_Exercise directions_
All entries are to be quoted exactly; the images stay out of the copy.

_Listed records_
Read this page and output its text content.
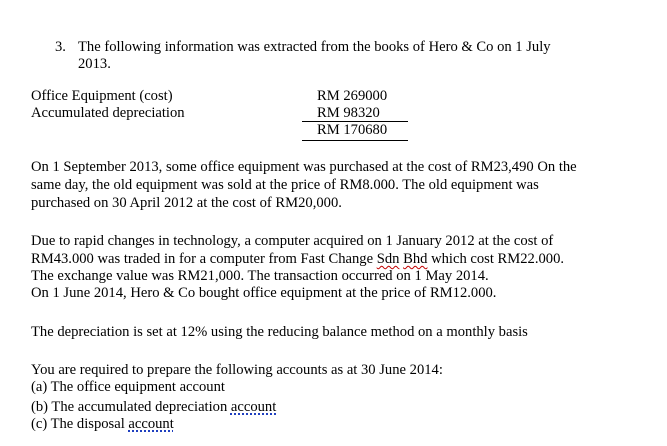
3. The following information was extracted from the books of Hero & Co on 1 July
2013.
Office Equipment (cost)	RM 269000
Accumulated depreciation	RM 98320
RM 170680
On 1 September 2013, some office equipment was purchased at the cost of RM23,490 On the
same day, the old equipment was sold at the price of RM8.000. The old equipment was
purchased on 30 April 2012 at the cost of RM20,000.
Due to rapid changes in technology, a computer acquired on 1 January 2012 at the cost of
RM43.000 was traded in for a computer from Fast Change Sdn Bhd which cost RM22.000.
The exchange value was RM21,000. The transaction occurred on 1 May 2014.
On 1 June 2014, Hero & Co bought office equipment at the price of RM12.000.
The depreciation is set at 12% using the reducing balance method on a monthly basis
You are required to prepare the following accounts as at 30 June 2014:
(a) The office equipment account
(b) The accumulated depreciation account
(c) The disposal account
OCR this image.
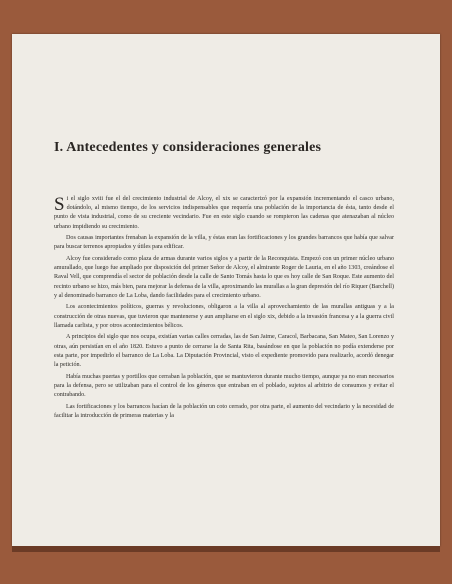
I. Antecedentes y consideraciones generales

Si el siglo xviii fue el del crecimiento industrial de Alcoy, el xix se caracterizó por la expansión incrementando el casco urbano, dotándolo, al mismo tiempo, de los servicios indispensables que requería una población de la importancia de ésta, tanto desde el punto de vista industrial, como de su creciente vecindario. Fue en este siglo cuando se rompieron las cadenas que atenazaban al núcleo urbano impidiendo su crecimiento.

Dos causas importantes frenaban la expansión de la villa, y éstas eran las fortificaciones y los grandes barrancos que había que salvar para buscar terrenos apropiados y útiles para edificar.

Alcoy fue considerado como plaza de armas durante varios siglos y a partir de la Reconquista. Empezó con un primer núcleo urbano amurallado, que luego fue ampliado por disposición del primer Señor de Alcoy, el almirante Roger de Lauria, en el año 1303, creándose el Raval Vell, que comprendía el sector de población desde la calle de Santo Tomás hasta lo que es hoy calle de San Roque. Este aumento del recinto urbano se hizo, más bien, para mejorar la defensa de la villa, aproximando las murallas a la gran depresión del río Riquer (Barchell) y al denominado barranco de La Loba, dando facilidades para el crecimiento urbano.

Los acontecimientos políticos, guerras y revoluciones, obligaron a la villa al aprovechamiento de las murallas antiguas y a la construcción de otras nuevas, que tuvieron que mantenerse y aun ampliarse en el siglo xix, debido a la invasión francesa y a la guerra civil llamada carlista, y por otros acontecimientos bélicos.

A principios del siglo que nos ocupa, existían varias calles cerradas, las de San Jaime, Caracol, Barbacana, San Mateo, San Lorenzo y otras, aún persistían en el año 1820. Estuvo a punto de cerrarse la de Santa Rita, basándose en que la población no podía extenderse por esta parte, por impedirlo el barranco de La Loba. La Diputación Provincial, visto el expediente promovido para realizarlo, acordó denegar la petición.

Había muchas puertas y portillos que cerraban la población, que se mantuvieron durante mucho tiempo, aunque ya no eran necesarios para la defensa, pero se utilizaban para el control de los géneros que entraban en el poblado, sujetos al arbitrio de consumos y evitar el contrabando.

Las fortificaciones y los barrancos hacían de la población un coto cerrado, por otra parte, el aumento del vecindario y la necesidad de facilitar la introducción de primeras materias y la
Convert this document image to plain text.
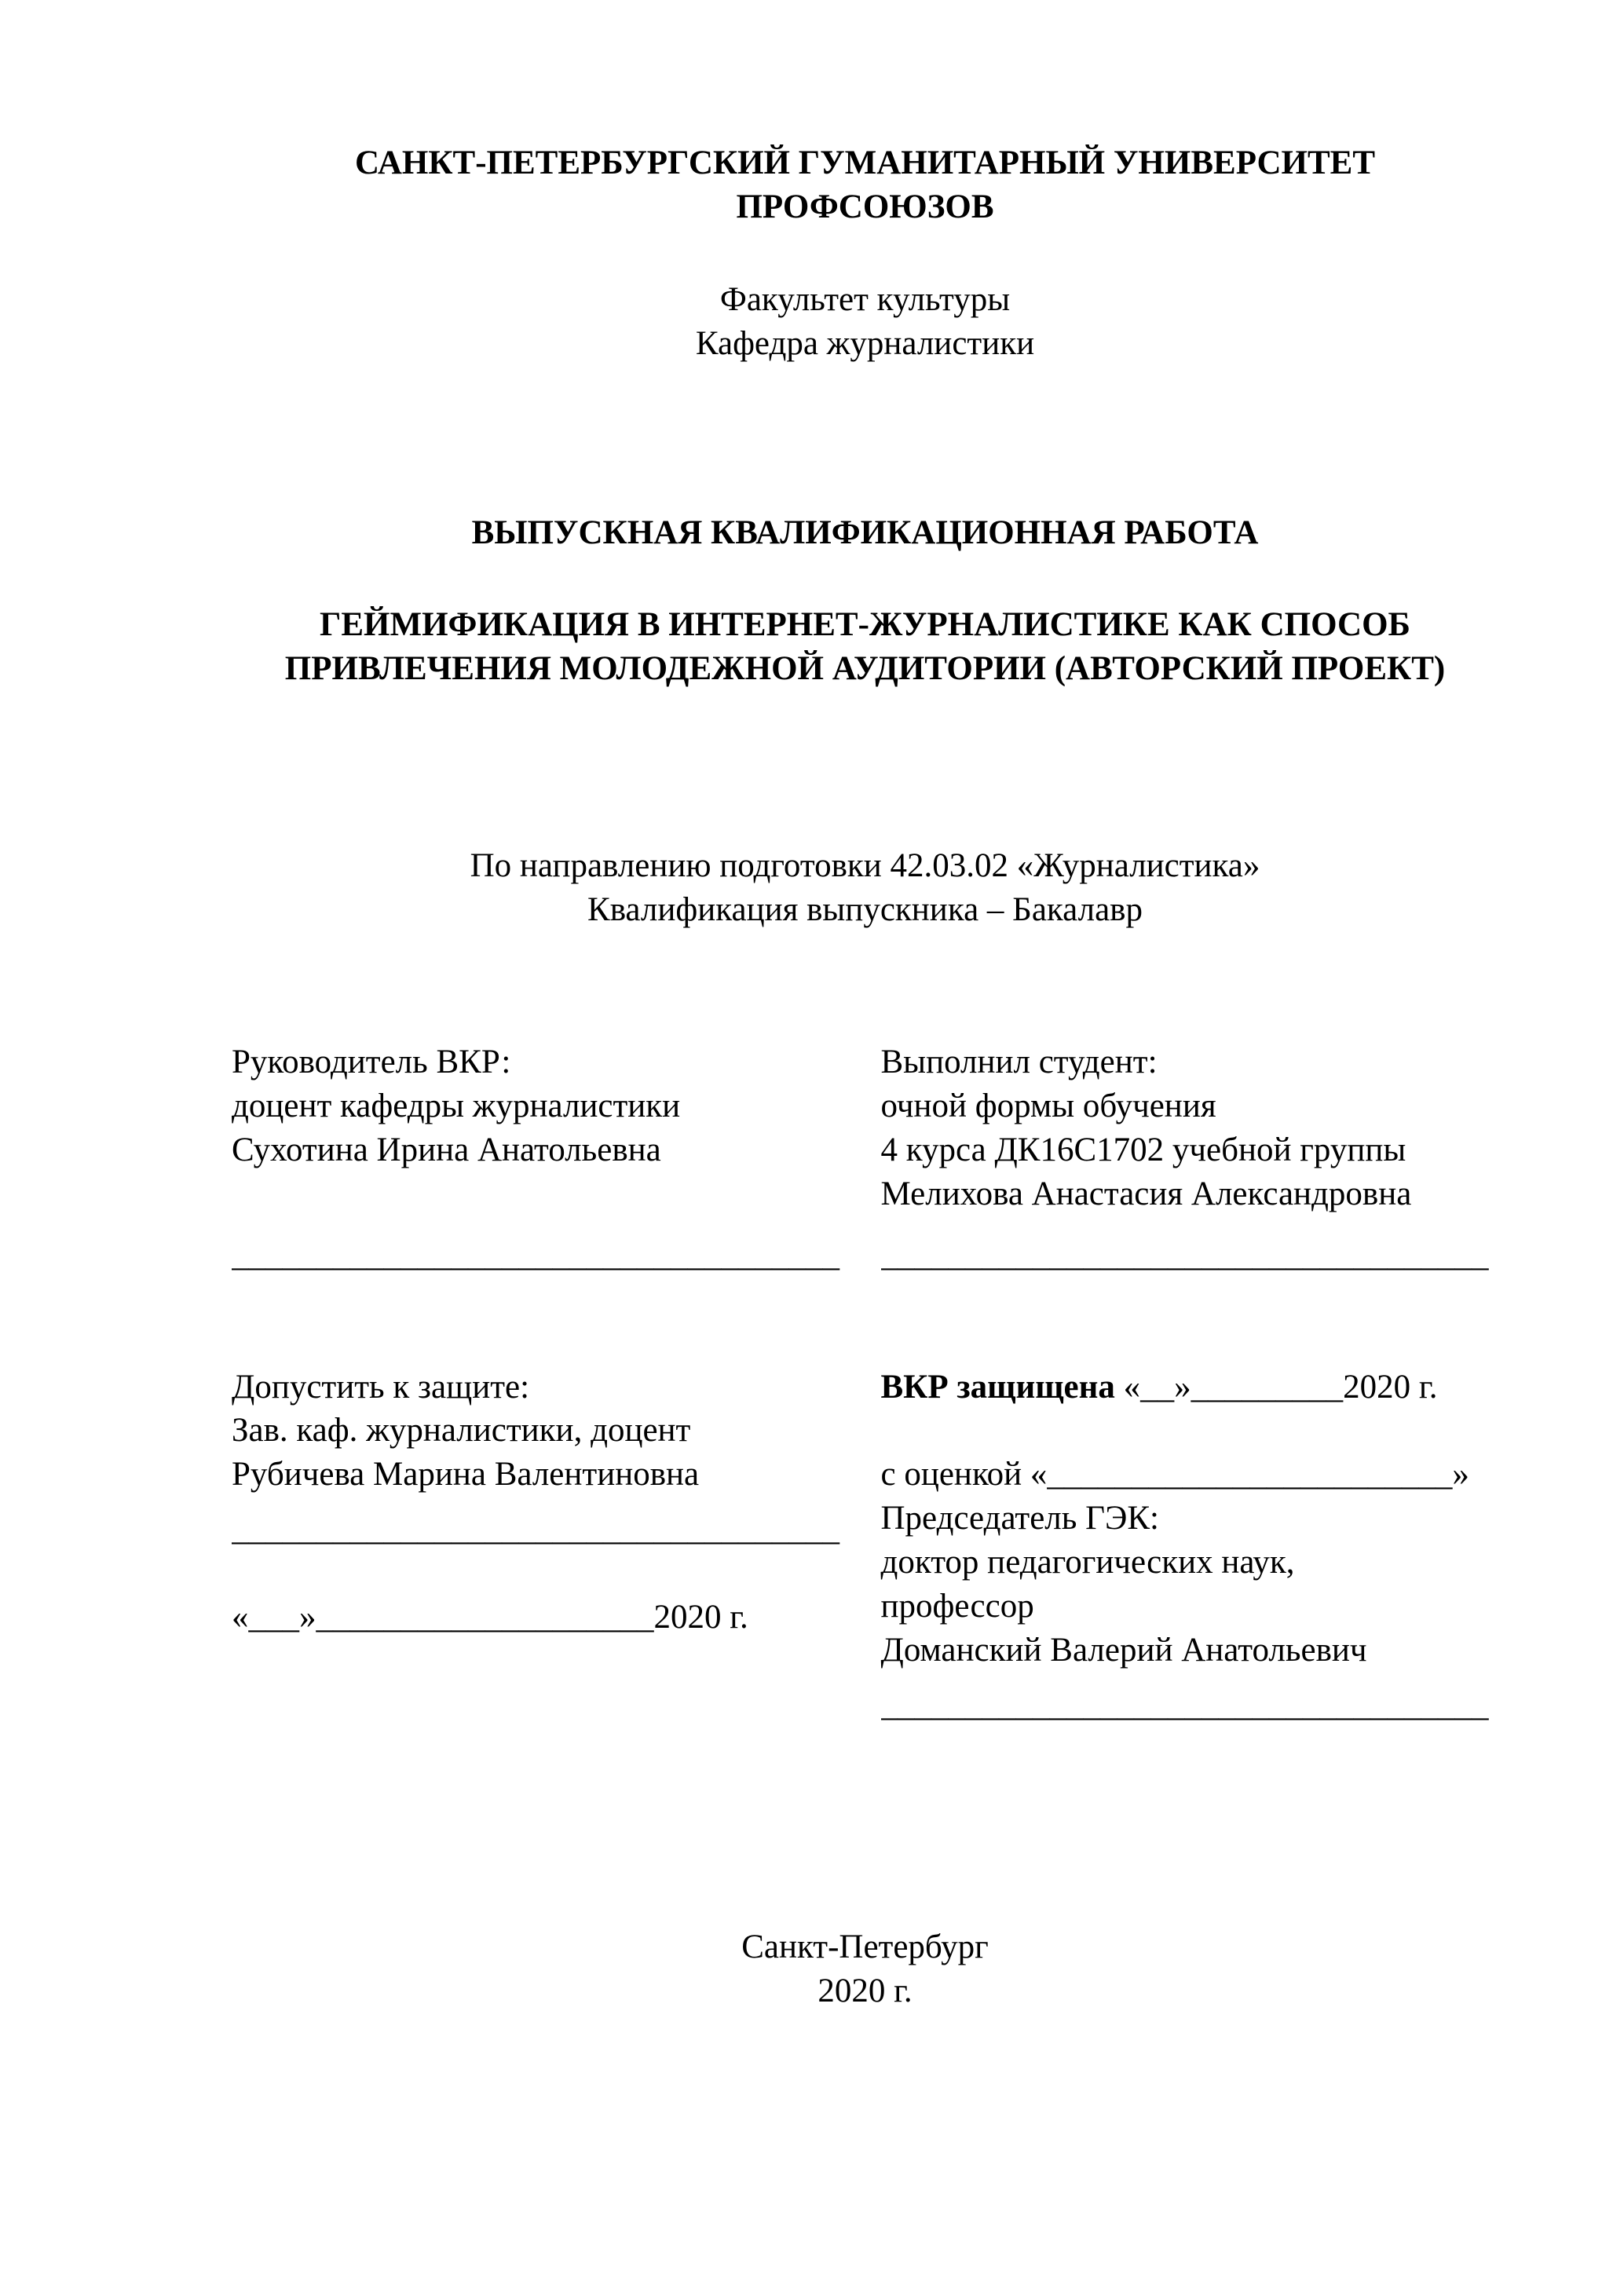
САНКТ-ПЕТЕРБУРГСКИЙ ГУМАНИТАРНЫЙ УНИВЕРСИТЕТ
ПРОФСОЮЗОВ
Факультет культуры
Кафедра журналистики
ВЫПУСКНАЯ КВАЛИФИКАЦИОННАЯ РАБОТА
ГЕЙМИФИКАЦИЯ В ИНТЕРНЕТ-ЖУРНАЛИСТИКЕ КАК СПОСОБ ПРИВЛЕЧЕНИЯ МОЛОДЕЖНОЙ АУДИТОРИИ (АВТОРСКИЙ ПРОЕКТ)
По направлению подготовки 42.03.02 «Журналистика»
Квалификация выпускника – Бакалавр
Руководитель ВКР:
доцент кафедры журналистики
Сухотина Ирина Анатольевна
____________________________________
Выполнил студент:
очной формы обучения
4 курса ДК16С1702 учебной группы
Мелихова Анастасия Александровна
____________________________________
Допустить к защите:
Зав. каф. журналистики, доцент
Рубичева Марина Валентиновна
____________________________________
«___»____________________2020 г.
ВКР защищена «__»_________2020 г.
с оценкой «________________________»
Председатель ГЭК:
доктор педагогических наук,
профессор
Доманский Валерий Анатольевич
____________________________________
Санкт-Петербург
2020 г.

_Answer in full_
Read this page and output its text content.
3. The following information was extracted from the books of Hero & Co on 1 July
2013.
Office Equipment (cost)	RM 269000
Accumulated depreciation	RM 98320
RM 170680
On 1 September 2013, some office equipment was purchased at the cost of RM23,490 On the
same day, the old equipment was sold at the price of RM8.000. The old equipment was
purchased on 30 April 2012 at the cost of RM20,000.
Due to rapid changes in technology, a computer acquired on 1 January 2012 at the cost of
RM43.000 was traded in for a computer from Fast Change Sdn Bhd which cost RM22.000.
The exchange value was RM21,000. The transaction occurred on 1 May 2014.
On 1 June 2014, Hero & Co bought office equipment at the price of RM12.000.
The depreciation is set at 12% using the reducing balance method on a monthly basis
You are required to prepare the following accounts as at 30 June 2014:
(a) The office equipment account
(b) The accumulated depreciation account
(c) The disposal account
OCR this image.
I. Antecedentes y consideraciones generales

Si el siglo xviii fue el del crecimiento industrial de Alcoy, el xix se caracterizó por la expansión incrementando el casco urbano, dotándolo, al mismo tiempo, de los servicios indispensables que requería una población de la importancia de ésta, tanto desde el punto de vista industrial, como de su creciente vecindario. Fue en este siglo cuando se rompieron las cadenas que atenazaban al núcleo urbano impidiendo su crecimiento.

Dos causas importantes frenaban la expansión de la villa, y éstas eran las fortificaciones y los grandes barrancos que había que salvar para buscar terrenos apropiados y útiles para edificar.

Alcoy fue considerado como plaza de armas durante varios siglos y a partir de la Reconquista. Empezó con un primer núcleo urbano amurallado, que luego fue ampliado por disposición del primer Señor de Alcoy, el almirante Roger de Lauria, en el año 1303, creándose el Raval Vell, que comprendía el sector de población desde la calle de Santo Tomás hasta lo que es hoy calle de San Roque. Este aumento del recinto urbano se hizo, más bien, para mejorar la defensa de la villa, aproximando las murallas a la gran depresión del río Riquer (Barchell) y al denominado barranco de La Loba, dando facilidades para el crecimiento urbano.

Los acontecimientos políticos, guerras y revoluciones, obligaron a la villa al aprovechamiento de las murallas antiguas y a la construcción de otras nuevas, que tuvieron que mantenerse y aun ampliarse en el siglo xix, debido a la invasión francesa y a la guerra civil llamada carlista, y por otros acontecimientos bélicos.

A principios del siglo que nos ocupa, existían varias calles cerradas, las de San Jaime, Caracol, Barbacana, San Mateo, San Lorenzo y otras, aún persistían en el año 1820. Estuvo a punto de cerrarse la de Santa Rita, basándose en que la población no podía extenderse por esta parte, por impedirlo el barranco de La Loba. La Diputación Provincial, visto el expediente promovido para realizarlo, acordó denegar la petición.

Había muchas puertas y portillos que cerraban la población, que se mantuvieron durante mucho tiempo, aunque ya no eran necesarios para la defensa, pero se utilizaban para el control de los géneros que entraban en el poblado, sujetos al arbitrio de consumos y evitar el contrabando.

Las fortificaciones y los barrancos hacían de la población un coto cerrado, por otra parte, el aumento del vecindario y la necesidad de facilitar la introducción de primeras materias y la
Convert this document image to plain text.
САНКТ-ПЕТЕРБУРГСКИЙ ГУМАНИТАРНЫЙ УНИВЕРСИТЕТ
ПРОФСОЮЗОВ
Факультет культуры
Кафедра журналистики
ВЫПУСКНАЯ КВАЛИФИКАЦИОННАЯ РАБОТА
ГЕЙМИФИКАЦИЯ В ИНТЕРНЕТ-ЖУРНАЛИСТИКЕ КАК СПОСОБ ПРИВЛЕЧЕНИЯ МОЛОДЕЖНОЙ АУДИТОРИИ (АВТОРСКИЙ ПРОЕКТ)
По направлению подготовки 42.03.02 «Журналистика»
Квалификация выпускника – Бакалавр
Руководитель ВКР:
доцент кафедры журналистики
Сухотина Ирина Анатольевна
____________________________________
Выполнил студент:
очной формы обучения
4 курса ДК16С1702 учебной группы
Мелихова Анастасия Александровна
____________________________________
Допустить к защите:
Зав. каф. журналистики, доцент
Рубичева Марина Валентиновна
____________________________________
«___»____________________2020 г.
ВКР защищена «__»_________2020 г.
с оценкой «________________________»
Председатель ГЭК:
доктор педагогических наук,
профессор
Доманский Валерий Анатольевич
____________________________________
Санкт-Петербург
2020 г.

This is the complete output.